PROBLEM REQUIREMENTS: State the number of lines where "Asia" appears. Add nothing else.

LISTED RECORDS:
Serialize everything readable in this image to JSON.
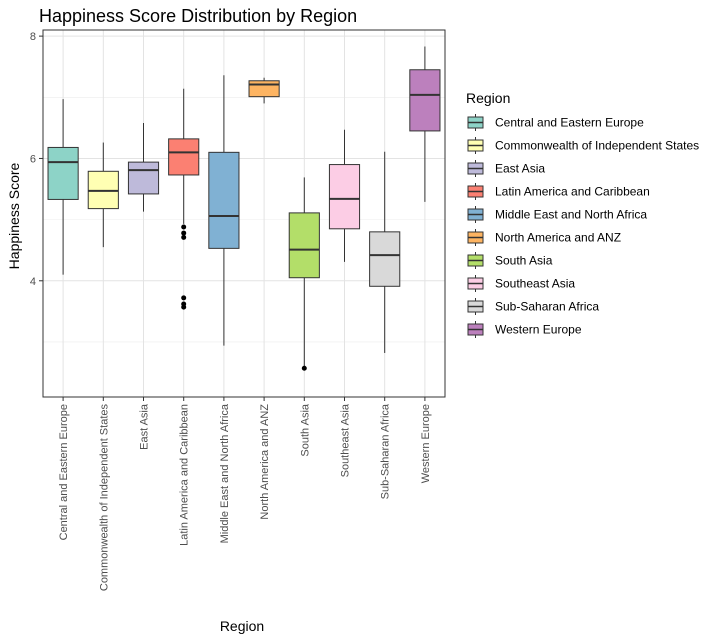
{
  "chart_data": {
    "type": "box",
    "title": "Happiness Score Distribution by Region",
    "xlabel": "Region",
    "ylabel": "Happiness Score",
    "ylim": [
      2.1,
      8.1
    ],
    "yticks": [
      4,
      6,
      8
    ],
    "grid": true,
    "legend": {
      "title": "Region",
      "position": "right"
    },
    "categories": [
      "Central and Eastern Europe",
      "Commonwealth of Independent States",
      "East Asia",
      "Latin America and Caribbean",
      "Middle East and North Africa",
      "North America and ANZ",
      "South Asia",
      "Southeast Asia",
      "Sub-Saharan Africa",
      "Western Europe"
    ],
    "colors": [
      "#8DD3C7",
      "#FFFFB3",
      "#BEBADA",
      "#FB8072",
      "#80B1D3",
      "#FDB462",
      "#B3DE69",
      "#FCCDE5",
      "#D9D9D9",
      "#BC80BD"
    ],
    "boxes": [
      {
        "min": 4.1,
        "q1": 5.33,
        "median": 5.94,
        "q3": 6.18,
        "max": 6.97,
        "outliers": []
      },
      {
        "min": 4.55,
        "q1": 5.18,
        "median": 5.47,
        "q3": 5.79,
        "max": 6.26,
        "outliers": []
      },
      {
        "min": 5.13,
        "q1": 5.42,
        "median": 5.81,
        "q3": 5.94,
        "max": 6.58,
        "outliers": []
      },
      {
        "min": 4.93,
        "q1": 5.73,
        "median": 6.1,
        "q3": 6.32,
        "max": 7.14,
        "outliers": [
          4.88,
          4.78,
          4.71,
          3.72,
          3.62,
          3.57
        ]
      },
      {
        "min": 2.94,
        "q1": 4.53,
        "median": 5.06,
        "q3": 6.1,
        "max": 7.36,
        "outliers": []
      },
      {
        "min": 6.9,
        "q1": 7.01,
        "median": 7.21,
        "q3": 7.27,
        "max": 7.32,
        "outliers": []
      },
      {
        "min": 2.57,
        "q1": 4.05,
        "median": 4.51,
        "q3": 5.11,
        "max": 5.69,
        "outliers": [
          2.57
        ]
      },
      {
        "min": 4.31,
        "q1": 4.85,
        "median": 5.34,
        "q3": 5.9,
        "max": 6.47,
        "outliers": []
      },
      {
        "min": 2.82,
        "q1": 3.91,
        "median": 4.42,
        "q3": 4.8,
        "max": 6.11,
        "outliers": []
      },
      {
        "min": 5.29,
        "q1": 6.45,
        "median": 7.04,
        "q3": 7.45,
        "max": 7.83,
        "outliers": []
      }
    ]
  }
}
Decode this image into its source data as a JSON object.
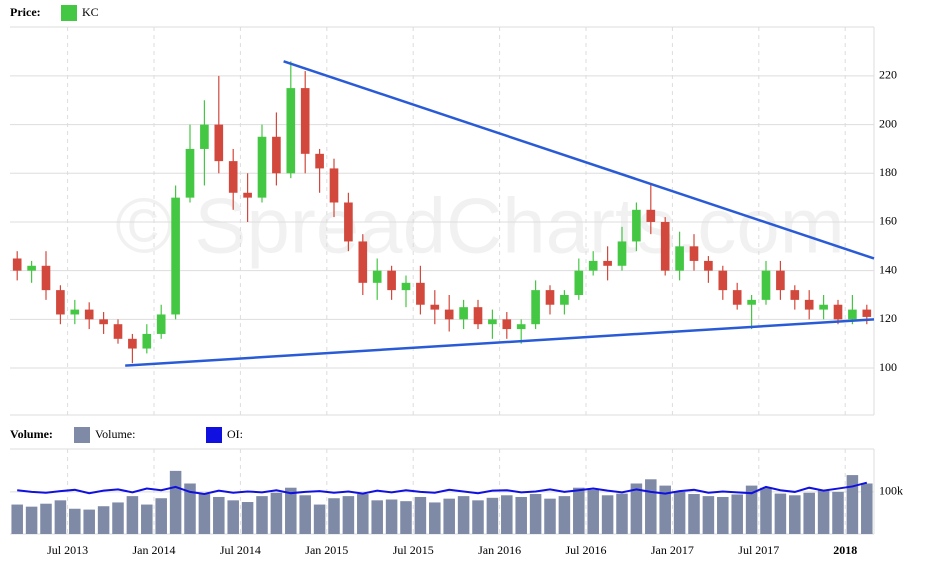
{
  "chart_data": {
    "type": "candlestick",
    "legend_label": "Price:",
    "series_name": "KC",
    "series_color": "#44c844",
    "watermark": "© SpreadCharts.com",
    "up_color": "#44c844",
    "down_color": "#d2483c",
    "x": [
      "2013-03",
      "2013-04",
      "2013-05",
      "2013-06",
      "2013-07",
      "2013-08",
      "2013-09",
      "2013-10",
      "2013-11",
      "2013-12",
      "2014-01",
      "2014-02",
      "2014-03",
      "2014-04",
      "2014-05",
      "2014-06",
      "2014-07",
      "2014-08",
      "2014-09",
      "2014-10",
      "2014-11",
      "2014-12",
      "2015-01",
      "2015-02",
      "2015-03",
      "2015-04",
      "2015-05",
      "2015-06",
      "2015-07",
      "2015-08",
      "2015-09",
      "2015-10",
      "2015-11",
      "2015-12",
      "2016-01",
      "2016-02",
      "2016-03",
      "2016-04",
      "2016-05",
      "2016-06",
      "2016-07",
      "2016-08",
      "2016-09",
      "2016-10",
      "2016-11",
      "2016-12",
      "2017-01",
      "2017-02",
      "2017-03",
      "2017-04",
      "2017-05",
      "2017-06",
      "2017-07",
      "2017-08",
      "2017-09",
      "2017-10",
      "2017-11",
      "2017-12",
      "2018-01",
      "2018-02"
    ],
    "open": [
      145,
      140,
      142,
      132,
      122,
      124,
      120,
      118,
      112,
      108,
      114,
      122,
      170,
      190,
      200,
      185,
      172,
      170,
      195,
      180,
      215,
      188,
      182,
      168,
      152,
      135,
      140,
      132,
      135,
      126,
      124,
      120,
      125,
      118,
      120,
      116,
      118,
      132,
      126,
      130,
      140,
      144,
      142,
      152,
      165,
      160,
      140,
      150,
      144,
      140,
      132,
      126,
      128,
      140,
      132,
      128,
      124,
      126,
      120,
      124
    ],
    "high": [
      148,
      144,
      148,
      134,
      128,
      127,
      123,
      120,
      114,
      118,
      126,
      175,
      200,
      210,
      220,
      190,
      180,
      200,
      205,
      226,
      222,
      190,
      186,
      172,
      155,
      145,
      142,
      138,
      142,
      132,
      130,
      128,
      128,
      124,
      123,
      120,
      136,
      134,
      132,
      145,
      148,
      150,
      158,
      168,
      176,
      162,
      156,
      155,
      146,
      142,
      135,
      130,
      144,
      144,
      134,
      132,
      130,
      128,
      130,
      126
    ],
    "low": [
      136,
      135,
      128,
      118,
      118,
      116,
      114,
      110,
      102,
      106,
      112,
      120,
      168,
      175,
      180,
      165,
      160,
      168,
      175,
      178,
      180,
      172,
      162,
      148,
      130,
      128,
      128,
      125,
      122,
      118,
      115,
      116,
      116,
      112,
      112,
      110,
      116,
      122,
      122,
      128,
      138,
      136,
      140,
      148,
      155,
      138,
      136,
      140,
      135,
      128,
      124,
      116,
      126,
      128,
      124,
      120,
      120,
      118,
      118,
      118
    ],
    "close": [
      140,
      142,
      132,
      122,
      124,
      120,
      118,
      112,
      108,
      114,
      122,
      170,
      190,
      200,
      185,
      172,
      170,
      195,
      180,
      215,
      188,
      182,
      168,
      152,
      135,
      140,
      132,
      135,
      126,
      124,
      120,
      125,
      118,
      120,
      116,
      118,
      132,
      126,
      130,
      140,
      144,
      142,
      152,
      165,
      160,
      140,
      150,
      144,
      140,
      132,
      126,
      128,
      140,
      132,
      128,
      124,
      126,
      120,
      124,
      121
    ],
    "xlim": [
      "2013-03",
      "2018-03"
    ],
    "xticks": [
      {
        "value": "2013-07",
        "label": "Jul 2013"
      },
      {
        "value": "2014-01",
        "label": "Jan 2014"
      },
      {
        "value": "2014-07",
        "label": "Jul 2014"
      },
      {
        "value": "2015-01",
        "label": "Jan 2015"
      },
      {
        "value": "2015-07",
        "label": "Jul 2015"
      },
      {
        "value": "2016-01",
        "label": "Jan 2016"
      },
      {
        "value": "2016-07",
        "label": "Jul 2016"
      },
      {
        "value": "2017-01",
        "label": "Jan 2017"
      },
      {
        "value": "2017-07",
        "label": "Jul 2017"
      },
      {
        "value": "2018-01",
        "label": "2018"
      }
    ],
    "ylim": [
      80.7,
      240.1
    ],
    "yticks": [
      100,
      120,
      140,
      160,
      180,
      200,
      220
    ],
    "grid": true,
    "trendlines": [
      {
        "x": [
          "2014-10",
          "2018-03"
        ],
        "y": [
          226,
          145
        ],
        "color": "#2a5bd7"
      },
      {
        "x": [
          "2013-11",
          "2018-03"
        ],
        "y": [
          101,
          120
        ],
        "color": "#2a5bd7"
      }
    ],
    "volume_panel": {
      "legend_label": "Volume:",
      "series": [
        {
          "name": "Volume:",
          "color": "#7f8aa6",
          "values": [
            70000,
            65000,
            72000,
            80000,
            60000,
            58000,
            66000,
            75000,
            90000,
            70000,
            85000,
            150000,
            120000,
            95000,
            88000,
            80000,
            76000,
            90000,
            98000,
            110000,
            92000,
            70000,
            85000,
            90000,
            95000,
            80000,
            82000,
            78000,
            88000,
            75000,
            84000,
            90000,
            80000,
            86000,
            92000,
            88000,
            95000,
            84000,
            90000,
            110000,
            105000,
            92000,
            96000,
            120000,
            130000,
            115000,
            100000,
            95000,
            90000,
            88000,
            94000,
            115000,
            110000,
            96000,
            92000,
            98000,
            104000,
            100000,
            140000,
            120000
          ]
        },
        {
          "name": "OI:",
          "color": "#1010e0",
          "values": [
            104000,
            100000,
            98000,
            102000,
            105000,
            97000,
            103000,
            106000,
            99000,
            108000,
            104000,
            112000,
            100000,
            95000,
            103000,
            98000,
            101000,
            99000,
            104000,
            97000,
            100000,
            102000,
            98000,
            101000,
            96000,
            103000,
            99000,
            104000,
            100000,
            98000,
            105000,
            101000,
            97000,
            103000,
            104000,
            99000,
            101000,
            106000,
            100000,
            104000,
            108000,
            103000,
            99000,
            106000,
            100000,
            96000,
            102000,
            105000,
            98000,
            101000,
            99000,
            97000,
            112000,
            104000,
            100000,
            110000,
            103000,
            108000,
            113000,
            122000
          ]
        }
      ],
      "ylim": [
        0,
        202000
      ],
      "yticks": [
        {
          "value": 100000,
          "label": "100k"
        }
      ]
    }
  }
}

TASK ANSWER: 3